Task prompt:
Copy out the lines of the data starting with the line that contains "y-axis-label: Current (μA) xyxy=(303,508,310,546)" and going on through the line that contains "inset-y-tick: 0.2 xyxy=(449,511,453,516)", both included, keeping every character as it is.

## BEGIN

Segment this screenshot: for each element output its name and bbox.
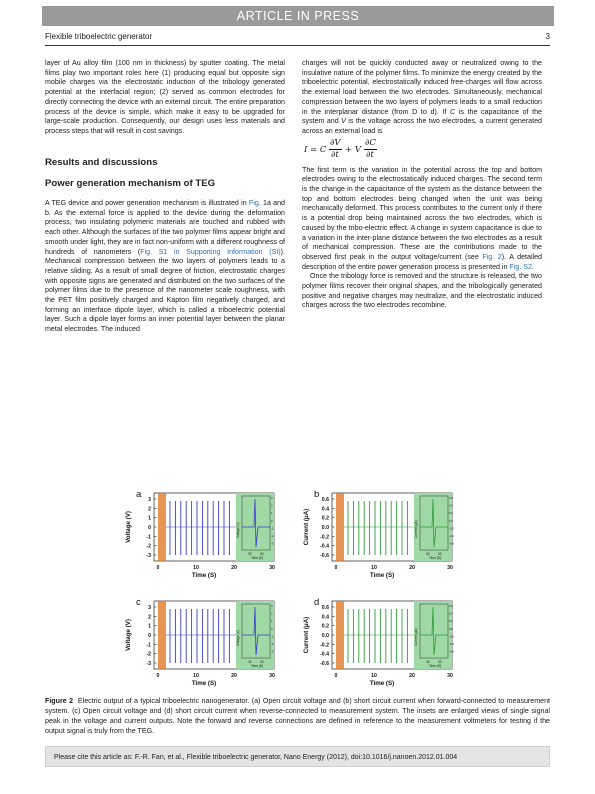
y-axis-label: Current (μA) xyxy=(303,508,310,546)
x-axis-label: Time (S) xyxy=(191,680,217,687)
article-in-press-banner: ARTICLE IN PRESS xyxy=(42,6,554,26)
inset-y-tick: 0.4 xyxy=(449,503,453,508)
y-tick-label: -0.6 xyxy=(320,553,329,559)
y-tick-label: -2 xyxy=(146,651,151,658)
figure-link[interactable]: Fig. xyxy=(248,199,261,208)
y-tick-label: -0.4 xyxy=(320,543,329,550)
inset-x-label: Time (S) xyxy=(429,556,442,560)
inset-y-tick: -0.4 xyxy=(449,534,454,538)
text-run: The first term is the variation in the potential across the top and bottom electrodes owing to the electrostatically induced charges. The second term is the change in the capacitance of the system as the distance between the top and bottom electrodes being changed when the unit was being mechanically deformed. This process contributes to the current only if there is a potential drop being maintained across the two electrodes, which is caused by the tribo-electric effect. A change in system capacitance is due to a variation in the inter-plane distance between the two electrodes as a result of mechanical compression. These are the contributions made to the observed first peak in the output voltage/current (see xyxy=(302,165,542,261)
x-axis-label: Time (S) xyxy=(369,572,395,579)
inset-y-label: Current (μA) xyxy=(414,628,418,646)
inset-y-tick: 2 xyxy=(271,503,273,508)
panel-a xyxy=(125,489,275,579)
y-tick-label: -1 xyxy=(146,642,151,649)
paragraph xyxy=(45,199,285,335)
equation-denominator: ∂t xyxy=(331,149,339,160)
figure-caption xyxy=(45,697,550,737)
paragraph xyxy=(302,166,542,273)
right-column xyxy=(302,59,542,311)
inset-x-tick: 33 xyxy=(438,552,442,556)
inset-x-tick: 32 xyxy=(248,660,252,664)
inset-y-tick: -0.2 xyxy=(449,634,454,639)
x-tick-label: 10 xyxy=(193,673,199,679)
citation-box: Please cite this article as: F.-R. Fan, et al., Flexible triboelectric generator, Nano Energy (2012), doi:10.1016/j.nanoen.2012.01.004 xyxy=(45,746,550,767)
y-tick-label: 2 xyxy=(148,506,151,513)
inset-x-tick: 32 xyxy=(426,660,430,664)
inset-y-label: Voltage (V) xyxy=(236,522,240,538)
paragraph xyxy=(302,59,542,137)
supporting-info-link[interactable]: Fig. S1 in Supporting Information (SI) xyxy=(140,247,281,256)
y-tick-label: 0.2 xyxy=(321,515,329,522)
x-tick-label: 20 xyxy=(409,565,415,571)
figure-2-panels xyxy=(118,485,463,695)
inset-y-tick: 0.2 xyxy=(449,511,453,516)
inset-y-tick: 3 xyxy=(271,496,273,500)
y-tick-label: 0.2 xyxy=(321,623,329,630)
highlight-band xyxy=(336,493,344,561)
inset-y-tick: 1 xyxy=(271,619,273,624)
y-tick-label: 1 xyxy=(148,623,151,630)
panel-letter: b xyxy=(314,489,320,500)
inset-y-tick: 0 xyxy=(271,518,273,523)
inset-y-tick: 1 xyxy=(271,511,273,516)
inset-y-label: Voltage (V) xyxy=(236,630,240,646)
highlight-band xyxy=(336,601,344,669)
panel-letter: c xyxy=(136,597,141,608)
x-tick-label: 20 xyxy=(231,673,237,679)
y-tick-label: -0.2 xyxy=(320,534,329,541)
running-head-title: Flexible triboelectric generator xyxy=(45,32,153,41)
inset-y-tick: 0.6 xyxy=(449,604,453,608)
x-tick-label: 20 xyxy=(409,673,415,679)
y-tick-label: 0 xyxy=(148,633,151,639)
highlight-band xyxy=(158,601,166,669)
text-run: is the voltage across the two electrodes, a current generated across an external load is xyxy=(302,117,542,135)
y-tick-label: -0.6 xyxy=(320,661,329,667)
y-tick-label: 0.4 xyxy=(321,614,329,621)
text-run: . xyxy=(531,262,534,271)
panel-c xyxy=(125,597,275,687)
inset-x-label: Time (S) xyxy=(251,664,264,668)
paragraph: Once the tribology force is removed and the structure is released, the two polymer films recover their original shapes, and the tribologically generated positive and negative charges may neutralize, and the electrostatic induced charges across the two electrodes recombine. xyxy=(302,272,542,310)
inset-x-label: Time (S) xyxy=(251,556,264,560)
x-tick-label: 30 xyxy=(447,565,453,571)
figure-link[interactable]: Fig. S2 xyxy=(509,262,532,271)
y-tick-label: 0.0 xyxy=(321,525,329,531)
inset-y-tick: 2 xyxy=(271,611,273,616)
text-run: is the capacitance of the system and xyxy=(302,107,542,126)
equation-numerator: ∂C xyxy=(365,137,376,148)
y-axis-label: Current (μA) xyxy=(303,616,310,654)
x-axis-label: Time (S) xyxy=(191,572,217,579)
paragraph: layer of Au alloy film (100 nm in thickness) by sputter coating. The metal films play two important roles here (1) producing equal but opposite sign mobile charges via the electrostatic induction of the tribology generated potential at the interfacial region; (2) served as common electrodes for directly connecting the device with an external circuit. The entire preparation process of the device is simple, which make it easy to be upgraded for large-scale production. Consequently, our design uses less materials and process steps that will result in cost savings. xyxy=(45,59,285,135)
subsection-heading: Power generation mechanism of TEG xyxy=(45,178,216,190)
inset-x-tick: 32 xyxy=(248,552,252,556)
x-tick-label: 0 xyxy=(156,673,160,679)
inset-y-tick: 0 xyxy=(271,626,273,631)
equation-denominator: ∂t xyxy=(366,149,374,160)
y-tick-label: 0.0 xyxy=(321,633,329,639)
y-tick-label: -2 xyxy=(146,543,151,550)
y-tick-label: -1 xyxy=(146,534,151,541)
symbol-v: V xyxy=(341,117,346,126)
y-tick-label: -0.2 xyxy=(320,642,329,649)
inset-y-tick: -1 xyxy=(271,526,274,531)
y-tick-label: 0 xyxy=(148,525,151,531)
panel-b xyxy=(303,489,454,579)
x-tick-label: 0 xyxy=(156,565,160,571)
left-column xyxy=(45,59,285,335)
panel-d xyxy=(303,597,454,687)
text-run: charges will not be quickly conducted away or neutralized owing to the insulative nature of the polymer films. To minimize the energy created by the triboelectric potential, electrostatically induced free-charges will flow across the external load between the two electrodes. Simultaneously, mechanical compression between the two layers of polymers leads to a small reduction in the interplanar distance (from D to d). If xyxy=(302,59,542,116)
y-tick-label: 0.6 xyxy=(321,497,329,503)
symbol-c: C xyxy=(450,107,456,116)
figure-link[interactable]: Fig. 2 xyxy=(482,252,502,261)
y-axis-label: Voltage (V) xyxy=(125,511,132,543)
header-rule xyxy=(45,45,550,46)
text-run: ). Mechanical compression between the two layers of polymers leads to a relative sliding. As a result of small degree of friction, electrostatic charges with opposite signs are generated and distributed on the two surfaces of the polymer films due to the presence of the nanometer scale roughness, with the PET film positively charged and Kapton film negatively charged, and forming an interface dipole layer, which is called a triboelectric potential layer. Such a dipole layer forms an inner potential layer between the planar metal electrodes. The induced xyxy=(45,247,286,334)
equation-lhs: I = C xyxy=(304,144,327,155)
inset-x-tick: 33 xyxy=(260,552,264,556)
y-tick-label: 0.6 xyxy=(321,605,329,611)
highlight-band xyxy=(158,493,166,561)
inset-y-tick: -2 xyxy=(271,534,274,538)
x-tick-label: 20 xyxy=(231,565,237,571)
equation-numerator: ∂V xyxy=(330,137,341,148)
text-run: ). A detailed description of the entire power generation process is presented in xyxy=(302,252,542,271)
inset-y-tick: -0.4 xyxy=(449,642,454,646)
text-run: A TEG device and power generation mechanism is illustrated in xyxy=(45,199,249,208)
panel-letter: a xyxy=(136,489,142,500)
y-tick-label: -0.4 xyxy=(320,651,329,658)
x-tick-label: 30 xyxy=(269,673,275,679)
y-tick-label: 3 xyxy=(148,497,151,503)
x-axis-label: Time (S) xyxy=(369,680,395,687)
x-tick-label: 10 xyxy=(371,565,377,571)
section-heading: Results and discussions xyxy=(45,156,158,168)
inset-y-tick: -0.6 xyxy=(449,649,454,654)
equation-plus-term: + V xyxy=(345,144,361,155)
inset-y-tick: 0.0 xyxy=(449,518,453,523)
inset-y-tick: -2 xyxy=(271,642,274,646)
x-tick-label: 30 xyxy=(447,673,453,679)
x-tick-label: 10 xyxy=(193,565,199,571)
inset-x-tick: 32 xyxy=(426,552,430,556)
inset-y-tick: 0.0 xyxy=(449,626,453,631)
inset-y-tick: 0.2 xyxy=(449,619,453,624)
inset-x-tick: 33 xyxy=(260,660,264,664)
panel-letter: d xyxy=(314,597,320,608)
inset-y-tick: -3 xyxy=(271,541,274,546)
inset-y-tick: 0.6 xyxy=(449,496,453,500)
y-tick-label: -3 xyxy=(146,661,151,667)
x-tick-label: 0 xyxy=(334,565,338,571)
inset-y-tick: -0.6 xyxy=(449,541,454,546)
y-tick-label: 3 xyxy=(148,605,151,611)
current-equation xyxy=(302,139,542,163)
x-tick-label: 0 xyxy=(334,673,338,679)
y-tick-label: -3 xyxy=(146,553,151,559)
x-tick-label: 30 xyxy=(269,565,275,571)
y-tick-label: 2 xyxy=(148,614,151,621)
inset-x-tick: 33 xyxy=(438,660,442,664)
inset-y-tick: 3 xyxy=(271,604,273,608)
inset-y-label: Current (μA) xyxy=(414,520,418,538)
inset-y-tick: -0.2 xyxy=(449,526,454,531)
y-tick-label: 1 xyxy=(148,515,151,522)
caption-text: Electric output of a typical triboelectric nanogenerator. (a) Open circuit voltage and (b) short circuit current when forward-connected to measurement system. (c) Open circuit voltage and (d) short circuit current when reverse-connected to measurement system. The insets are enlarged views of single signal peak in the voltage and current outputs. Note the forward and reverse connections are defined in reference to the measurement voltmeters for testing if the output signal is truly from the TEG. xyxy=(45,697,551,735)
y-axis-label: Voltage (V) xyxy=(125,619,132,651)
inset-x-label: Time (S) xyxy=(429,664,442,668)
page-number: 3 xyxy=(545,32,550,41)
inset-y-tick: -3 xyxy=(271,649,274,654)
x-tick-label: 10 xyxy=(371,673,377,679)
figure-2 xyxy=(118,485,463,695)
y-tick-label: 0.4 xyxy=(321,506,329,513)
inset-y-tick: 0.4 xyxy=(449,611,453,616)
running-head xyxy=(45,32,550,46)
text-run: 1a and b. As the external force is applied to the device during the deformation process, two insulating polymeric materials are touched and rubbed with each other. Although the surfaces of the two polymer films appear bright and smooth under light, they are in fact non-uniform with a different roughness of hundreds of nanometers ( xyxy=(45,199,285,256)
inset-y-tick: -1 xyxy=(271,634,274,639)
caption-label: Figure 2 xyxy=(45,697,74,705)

## END

Task response:
y-axis-label: Current (μA) xyxy=(303,508,310,546)
x-axis-label: Time (S) xyxy=(191,680,217,687)
article-in-press-banner: ARTICLE IN PRESS xyxy=(42,6,554,26)
inset-y-tick: 0.4 xyxy=(449,503,453,508)
y-tick-label: -0.6 xyxy=(320,553,329,559)
y-tick-label: -2 xyxy=(146,651,151,658)
figure-link[interactable]: Fig. xyxy=(248,199,261,208)
y-tick-label: -0.4 xyxy=(320,543,329,550)
inset-x-label: Time (S) xyxy=(429,556,442,560)
inset-y-tick: -0.4 xyxy=(449,534,454,538)
text-run: The first term is the variation in the potential across the top and bottom electrodes owing to the electrostatically induced charges. The second term is the change in the capacitance of the system as the distance between the top and bottom electrodes being changed when the unit was being mechanically deformed. This process contributes to the current only if there is a potential drop being maintained across the two electrodes, which is caused by the tribo-electric effect. A change in system capacitance is due to a variation in the inter-plane distance between the two electrodes as a result of mechanical compression. These are the contributions made to the observed first peak in the output voltage/current (see xyxy=(302,165,542,261)
x-axis-label: Time (S) xyxy=(369,572,395,579)
inset-y-label: Current (μA) xyxy=(414,628,418,646)
inset-y-tick: 2 xyxy=(271,503,273,508)
panel-a xyxy=(125,489,275,579)
y-tick-label: -1 xyxy=(146,642,151,649)
paragraph xyxy=(45,199,285,335)
equation-denominator: ∂t xyxy=(331,149,339,160)
figure-caption xyxy=(45,697,550,737)
paragraph xyxy=(302,166,542,273)
right-column xyxy=(302,59,542,311)
inset-x-tick: 33 xyxy=(438,552,442,556)
inset-x-tick: 32 xyxy=(248,660,252,664)
inset-y-tick: -0.2 xyxy=(449,634,454,639)
x-tick-label: 10 xyxy=(193,673,199,679)
citation-box: Please cite this article as: F.-R. Fan, et al., Flexible triboelectric generator, Nano Energy (2012), doi:10.1016/j.nanoen.2012.01.004 xyxy=(45,746,550,767)
y-tick-label: 2 xyxy=(148,506,151,513)
inset-x-tick: 32 xyxy=(426,660,430,664)
inset-y-label: Voltage (V) xyxy=(236,522,240,538)
paragraph xyxy=(302,59,542,137)
supporting-info-link[interactable]: Fig. S1 in Supporting Information (SI) xyxy=(140,247,281,256)
y-tick-label: 0.2 xyxy=(321,515,329,522)
x-tick-label: 20 xyxy=(409,565,415,571)
figure-2-panels xyxy=(118,485,463,695)
inset-y-tick: 0.2 xyxy=(449,511,453,516)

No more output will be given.